→ **WHAT TO PRODUCE**
Identify every line in the records below that contains the word "leakage", and reproduce each one.

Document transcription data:
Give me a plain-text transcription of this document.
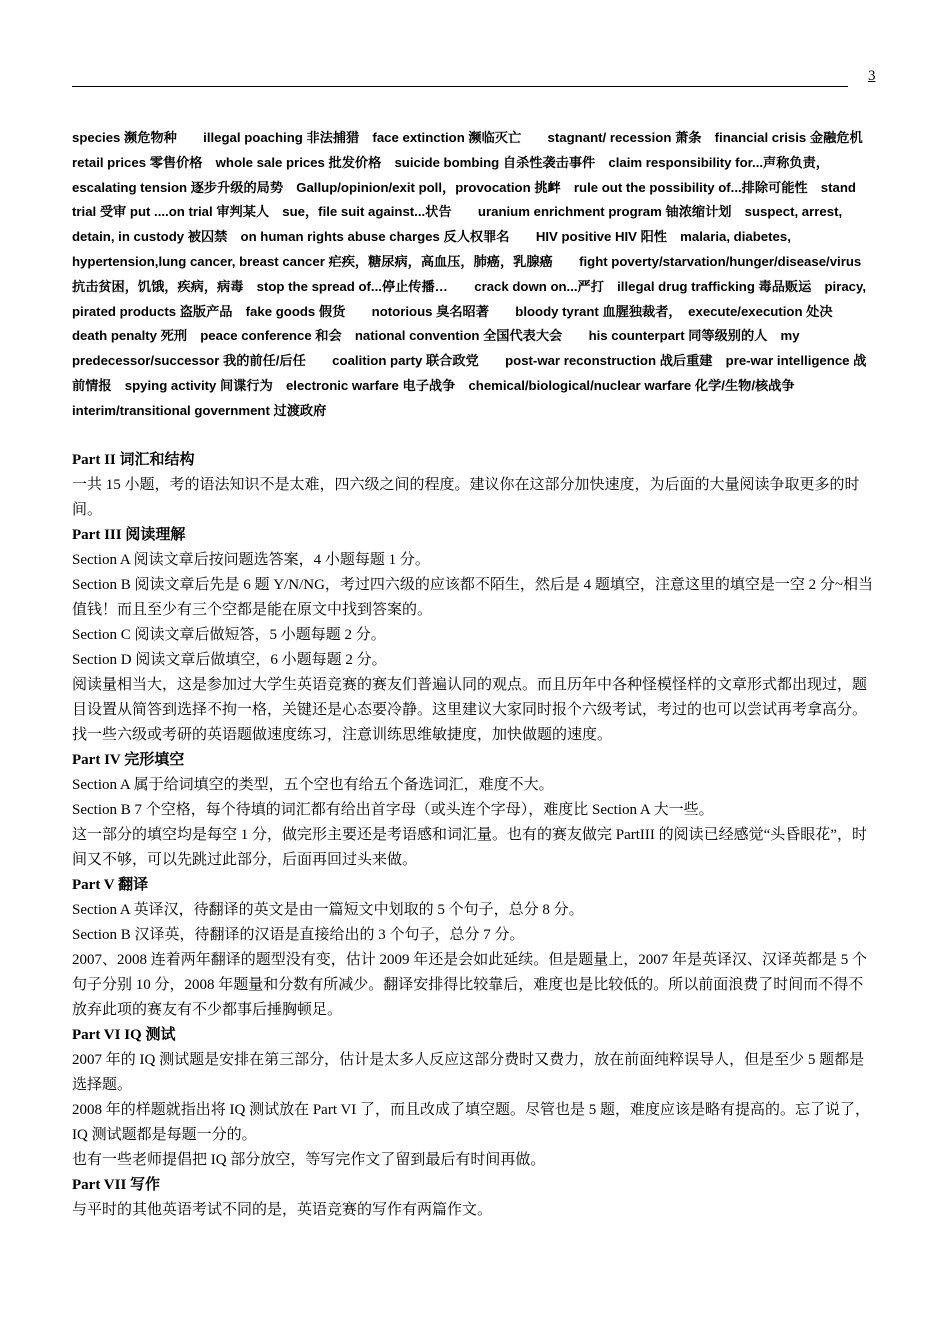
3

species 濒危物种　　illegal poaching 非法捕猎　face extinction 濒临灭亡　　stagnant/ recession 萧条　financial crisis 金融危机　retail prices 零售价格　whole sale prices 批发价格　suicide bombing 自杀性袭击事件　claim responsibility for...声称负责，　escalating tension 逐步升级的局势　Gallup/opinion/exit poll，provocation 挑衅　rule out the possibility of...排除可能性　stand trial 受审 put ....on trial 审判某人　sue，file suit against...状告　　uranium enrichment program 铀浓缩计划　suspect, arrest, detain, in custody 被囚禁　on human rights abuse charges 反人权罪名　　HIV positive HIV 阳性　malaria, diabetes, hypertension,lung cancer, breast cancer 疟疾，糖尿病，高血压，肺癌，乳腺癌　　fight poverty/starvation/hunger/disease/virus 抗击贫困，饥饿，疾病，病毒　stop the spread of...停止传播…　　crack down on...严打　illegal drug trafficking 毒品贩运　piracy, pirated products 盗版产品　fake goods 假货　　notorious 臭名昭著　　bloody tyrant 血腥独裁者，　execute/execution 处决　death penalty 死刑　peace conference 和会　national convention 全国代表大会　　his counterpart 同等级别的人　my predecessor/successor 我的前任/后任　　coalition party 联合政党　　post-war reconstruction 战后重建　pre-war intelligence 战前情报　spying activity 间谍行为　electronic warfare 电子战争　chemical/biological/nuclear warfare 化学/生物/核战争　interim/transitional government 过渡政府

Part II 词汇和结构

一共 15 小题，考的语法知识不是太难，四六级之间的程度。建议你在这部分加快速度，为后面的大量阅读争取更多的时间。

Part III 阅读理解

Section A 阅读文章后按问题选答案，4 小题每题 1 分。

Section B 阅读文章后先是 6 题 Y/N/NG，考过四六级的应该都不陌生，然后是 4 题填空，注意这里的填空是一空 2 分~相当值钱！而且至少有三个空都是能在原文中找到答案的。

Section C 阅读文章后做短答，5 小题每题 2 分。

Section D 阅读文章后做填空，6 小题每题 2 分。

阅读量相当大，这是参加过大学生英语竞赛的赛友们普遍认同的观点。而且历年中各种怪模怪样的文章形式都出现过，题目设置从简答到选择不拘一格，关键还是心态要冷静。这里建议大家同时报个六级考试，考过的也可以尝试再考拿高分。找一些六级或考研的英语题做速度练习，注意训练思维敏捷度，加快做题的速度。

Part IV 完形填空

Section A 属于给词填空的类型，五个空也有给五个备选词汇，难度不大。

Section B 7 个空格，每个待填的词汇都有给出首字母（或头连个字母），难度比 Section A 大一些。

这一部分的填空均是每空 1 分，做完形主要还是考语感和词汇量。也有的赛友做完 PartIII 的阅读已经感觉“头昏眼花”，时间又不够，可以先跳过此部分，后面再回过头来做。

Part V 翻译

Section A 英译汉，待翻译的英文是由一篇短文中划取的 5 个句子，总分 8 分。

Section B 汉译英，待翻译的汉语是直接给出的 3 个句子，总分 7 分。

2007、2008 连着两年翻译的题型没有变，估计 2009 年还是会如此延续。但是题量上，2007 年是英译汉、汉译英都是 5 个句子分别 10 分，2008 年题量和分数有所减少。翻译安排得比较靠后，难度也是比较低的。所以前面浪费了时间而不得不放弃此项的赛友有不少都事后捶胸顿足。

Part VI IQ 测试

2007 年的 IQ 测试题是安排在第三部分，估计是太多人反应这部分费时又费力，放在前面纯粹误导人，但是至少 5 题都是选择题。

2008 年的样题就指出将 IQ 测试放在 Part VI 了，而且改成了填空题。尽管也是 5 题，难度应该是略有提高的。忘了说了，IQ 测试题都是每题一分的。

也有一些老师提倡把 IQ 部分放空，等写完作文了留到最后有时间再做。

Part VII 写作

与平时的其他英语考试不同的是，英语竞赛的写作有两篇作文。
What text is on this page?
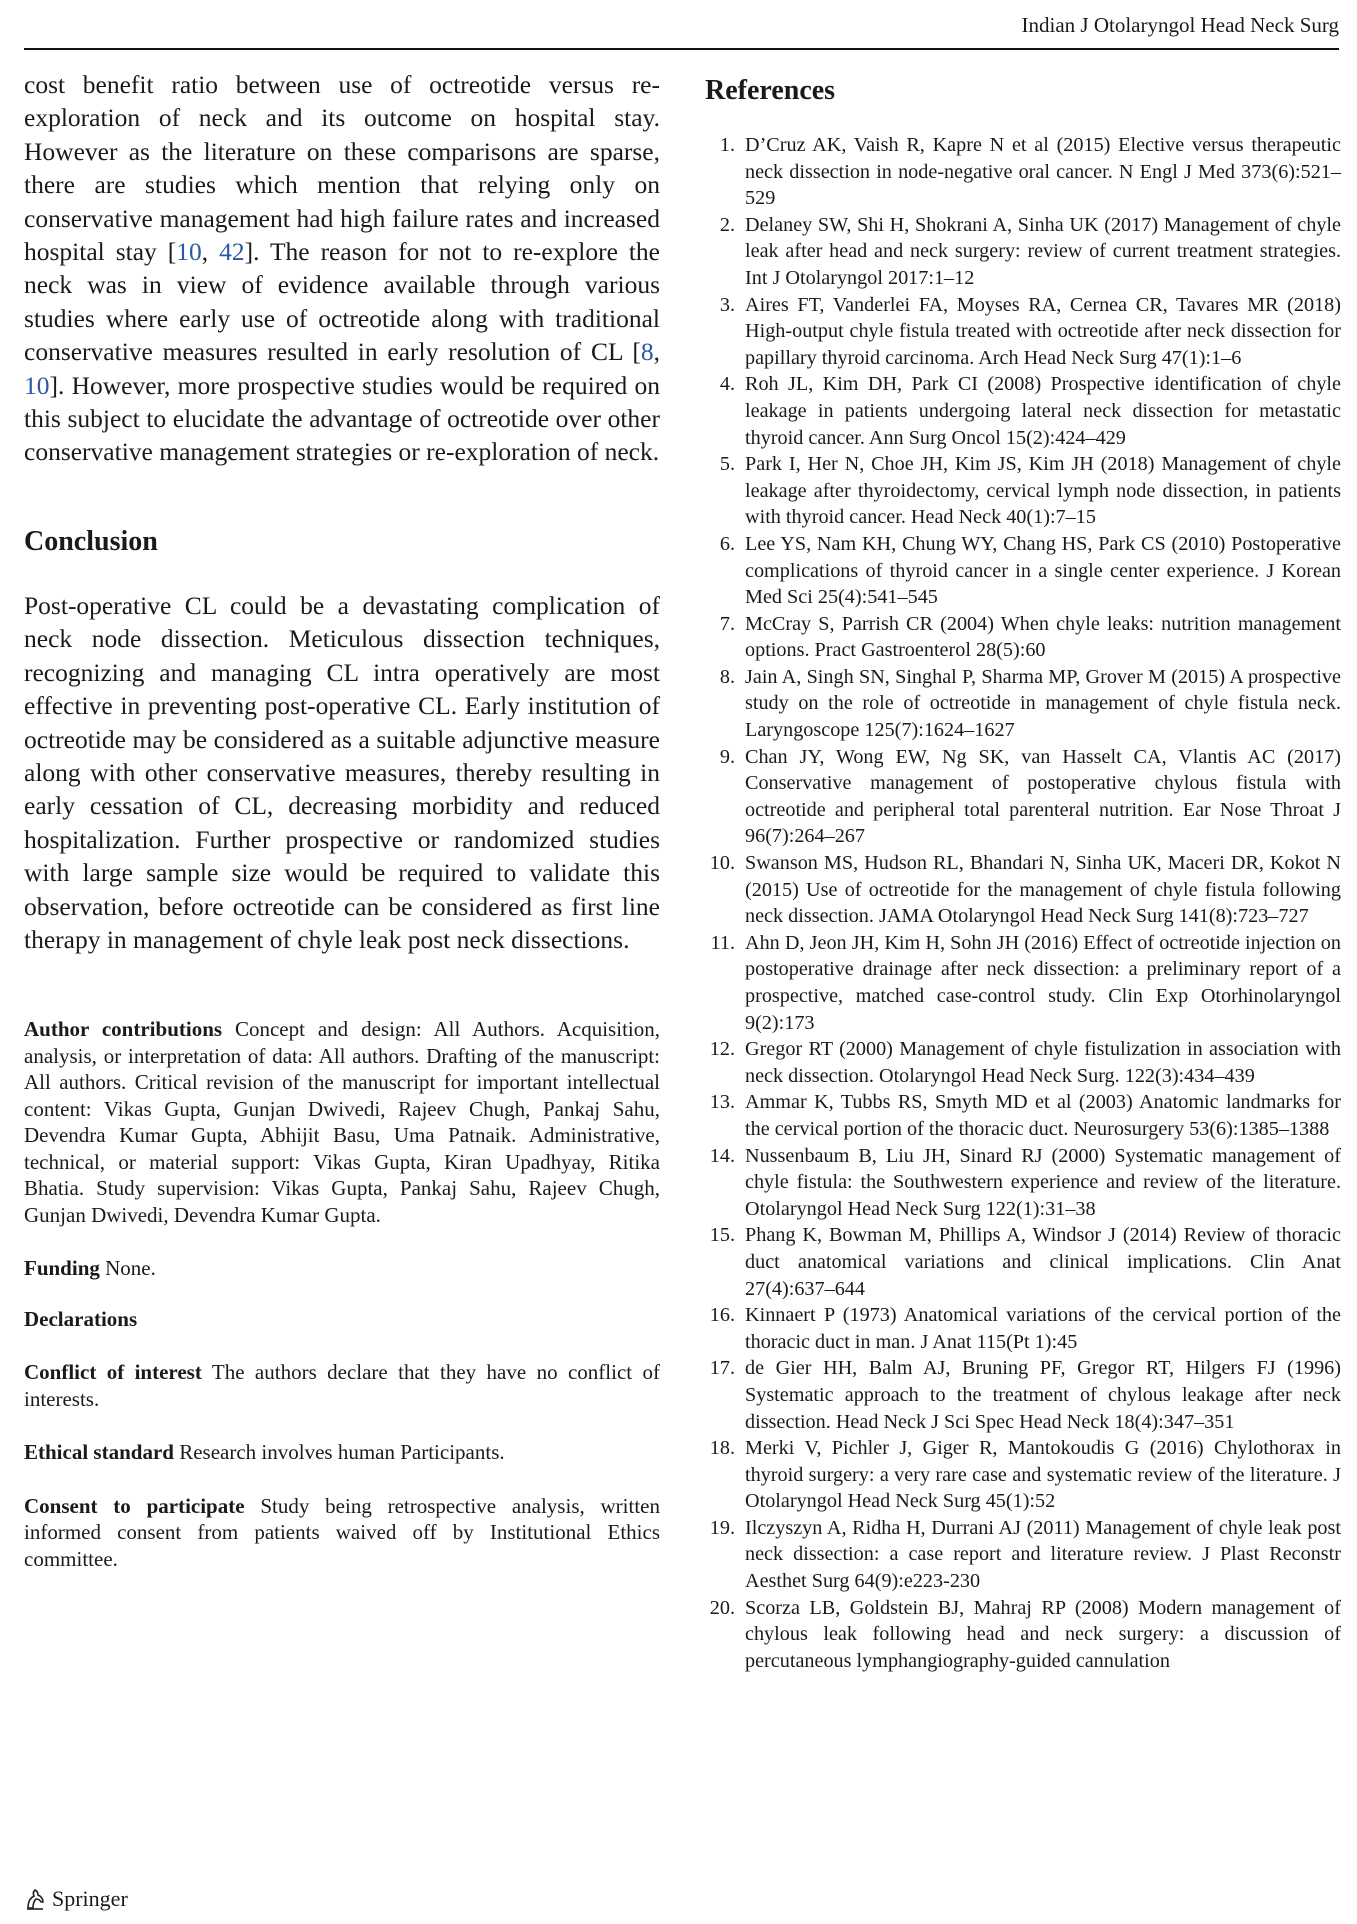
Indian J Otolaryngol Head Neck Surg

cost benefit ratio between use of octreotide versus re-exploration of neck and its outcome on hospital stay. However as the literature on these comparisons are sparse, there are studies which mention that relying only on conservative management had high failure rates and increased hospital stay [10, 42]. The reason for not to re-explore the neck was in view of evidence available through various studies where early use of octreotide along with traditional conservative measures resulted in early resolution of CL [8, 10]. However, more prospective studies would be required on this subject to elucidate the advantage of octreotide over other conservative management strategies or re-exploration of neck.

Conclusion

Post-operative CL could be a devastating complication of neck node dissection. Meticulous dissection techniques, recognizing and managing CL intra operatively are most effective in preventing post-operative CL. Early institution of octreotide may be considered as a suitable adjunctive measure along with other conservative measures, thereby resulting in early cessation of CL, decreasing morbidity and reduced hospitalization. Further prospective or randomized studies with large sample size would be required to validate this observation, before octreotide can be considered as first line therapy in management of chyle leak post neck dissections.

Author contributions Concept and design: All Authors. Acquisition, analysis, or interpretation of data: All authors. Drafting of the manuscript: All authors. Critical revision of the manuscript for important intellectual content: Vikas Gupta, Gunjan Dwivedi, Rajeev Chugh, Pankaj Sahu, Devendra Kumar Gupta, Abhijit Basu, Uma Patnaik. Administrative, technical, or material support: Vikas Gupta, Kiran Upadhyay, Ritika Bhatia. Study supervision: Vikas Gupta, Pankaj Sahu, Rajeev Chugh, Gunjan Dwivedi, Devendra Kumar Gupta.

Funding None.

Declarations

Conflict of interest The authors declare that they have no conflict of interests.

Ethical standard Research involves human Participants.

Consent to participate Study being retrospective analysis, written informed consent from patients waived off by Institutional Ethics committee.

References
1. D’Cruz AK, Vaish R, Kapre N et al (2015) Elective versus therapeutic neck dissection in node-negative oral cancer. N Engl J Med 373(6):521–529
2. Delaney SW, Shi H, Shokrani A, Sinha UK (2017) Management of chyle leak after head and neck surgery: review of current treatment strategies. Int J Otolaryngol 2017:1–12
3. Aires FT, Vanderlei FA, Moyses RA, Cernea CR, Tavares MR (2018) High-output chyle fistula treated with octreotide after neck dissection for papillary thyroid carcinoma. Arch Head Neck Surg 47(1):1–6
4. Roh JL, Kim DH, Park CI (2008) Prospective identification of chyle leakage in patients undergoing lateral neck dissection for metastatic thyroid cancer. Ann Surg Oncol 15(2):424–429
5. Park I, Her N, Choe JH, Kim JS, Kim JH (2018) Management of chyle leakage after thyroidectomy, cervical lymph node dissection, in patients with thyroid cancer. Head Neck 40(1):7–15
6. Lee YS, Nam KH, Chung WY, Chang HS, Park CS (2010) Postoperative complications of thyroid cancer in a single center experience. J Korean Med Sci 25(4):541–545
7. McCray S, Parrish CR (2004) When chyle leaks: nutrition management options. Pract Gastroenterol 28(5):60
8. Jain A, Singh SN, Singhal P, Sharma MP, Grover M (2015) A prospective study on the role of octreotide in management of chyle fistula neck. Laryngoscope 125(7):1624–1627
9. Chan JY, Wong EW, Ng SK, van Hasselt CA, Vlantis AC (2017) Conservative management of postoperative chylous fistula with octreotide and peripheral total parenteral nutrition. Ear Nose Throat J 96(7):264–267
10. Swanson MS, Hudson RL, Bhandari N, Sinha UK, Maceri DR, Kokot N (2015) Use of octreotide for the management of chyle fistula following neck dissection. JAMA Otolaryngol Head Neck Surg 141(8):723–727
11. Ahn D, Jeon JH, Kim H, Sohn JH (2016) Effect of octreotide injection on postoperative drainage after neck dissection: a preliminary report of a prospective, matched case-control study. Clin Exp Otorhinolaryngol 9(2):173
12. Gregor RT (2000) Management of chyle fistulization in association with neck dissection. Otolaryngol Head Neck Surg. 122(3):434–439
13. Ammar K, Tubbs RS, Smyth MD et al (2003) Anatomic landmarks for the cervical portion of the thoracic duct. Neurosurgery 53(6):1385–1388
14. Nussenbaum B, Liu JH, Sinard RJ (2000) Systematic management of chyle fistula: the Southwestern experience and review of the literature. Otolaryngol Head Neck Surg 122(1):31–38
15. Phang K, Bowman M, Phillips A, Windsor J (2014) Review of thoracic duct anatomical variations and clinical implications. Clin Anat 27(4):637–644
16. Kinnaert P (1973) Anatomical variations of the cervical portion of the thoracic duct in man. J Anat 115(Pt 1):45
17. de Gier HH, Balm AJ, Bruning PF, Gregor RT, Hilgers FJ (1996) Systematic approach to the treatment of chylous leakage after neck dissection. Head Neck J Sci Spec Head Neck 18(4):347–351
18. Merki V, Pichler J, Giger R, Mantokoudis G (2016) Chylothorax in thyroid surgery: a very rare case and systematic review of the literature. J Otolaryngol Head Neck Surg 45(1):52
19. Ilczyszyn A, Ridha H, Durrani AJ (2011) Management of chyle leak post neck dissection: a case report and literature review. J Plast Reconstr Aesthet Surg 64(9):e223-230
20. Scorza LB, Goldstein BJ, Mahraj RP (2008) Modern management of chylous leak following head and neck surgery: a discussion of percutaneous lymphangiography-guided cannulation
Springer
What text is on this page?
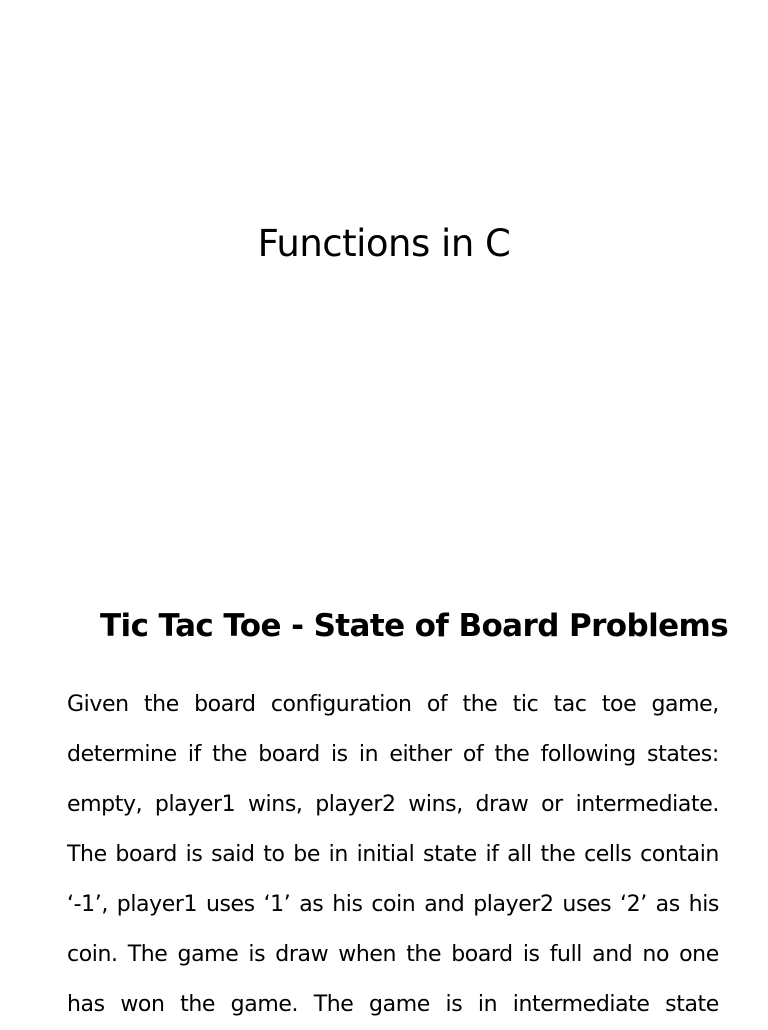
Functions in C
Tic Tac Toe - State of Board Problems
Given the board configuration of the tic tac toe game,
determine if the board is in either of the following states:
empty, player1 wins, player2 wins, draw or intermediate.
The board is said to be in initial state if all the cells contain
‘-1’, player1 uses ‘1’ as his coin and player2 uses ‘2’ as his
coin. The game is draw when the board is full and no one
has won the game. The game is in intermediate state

→ **SOLVED PROBLEM**
4. Roh JL, Kim DH, Park CI (2008) Prospective identification of chyle leakage in patients undergoing lateral neck dissection for metastatic thyroid cancer. Ann Surg Oncol 15(2):424–429
5. Park I, Her N, Choe JH, Kim JS, Kim JH (2018) Management of chyle leakage after thyroidectomy, cervical lymph node dissection, in patients with thyroid cancer. Head Neck 40(1):7–15
17. de Gier HH, Balm AJ, Bruning PF, Gregor RT, Hilgers FJ (1996) Systematic approach to the treatment of chylous leakage after neck dissection. Head Neck J Sci Spec Head Neck 18(4):347–351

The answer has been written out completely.